Locate the string "conjunto" throughout the material and copy every line in which it occurs.

───── RECORDS TO USE ─────

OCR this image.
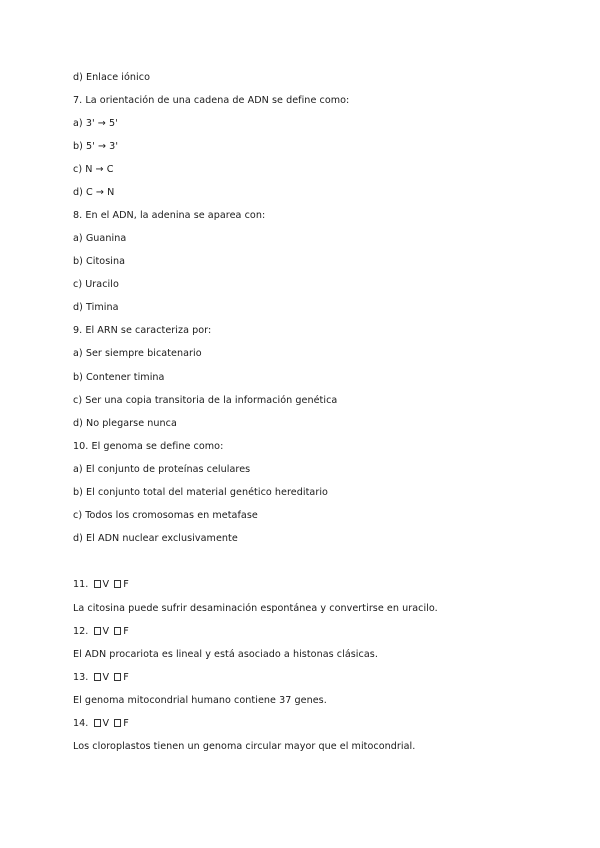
d) Enlace iónico
7. La orientación de una cadena de ADN se define como:
a) 3' → 5'
b) 5' → 3'
c) N → C
d) C → N
8. En el ADN, la adenina se aparea con:
a) Guanina
b) Citosina
c) Uracilo
d) Timina
9. El ARN se caracteriza por:
a) Ser siempre bicatenario
b) Contener timina
c) Ser una copia transitoria de la información genética
d) No plegarse nunca
10. El genoma se define como:
a) El conjunto de proteínas celulares
b) El conjunto total del material genético hereditario
c) Todos los cromosomas en metafase
d) El ADN nuclear exclusivamente
11. V F
La citosina puede sufrir desaminación espontánea y convertirse en uracilo.
12. V F
El ADN procariota es lineal y está asociado a histonas clásicas.
13. V F
El genoma mitocondrial humano contiene 37 genes.
14. V F
Los cloroplastos tienen un genoma circular mayor que el mitocondrial.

─────

SOLUTION FOR THIS EXERCISE >>
a) El conjunto de proteínas celulares
b) El conjunto total del material genético hereditario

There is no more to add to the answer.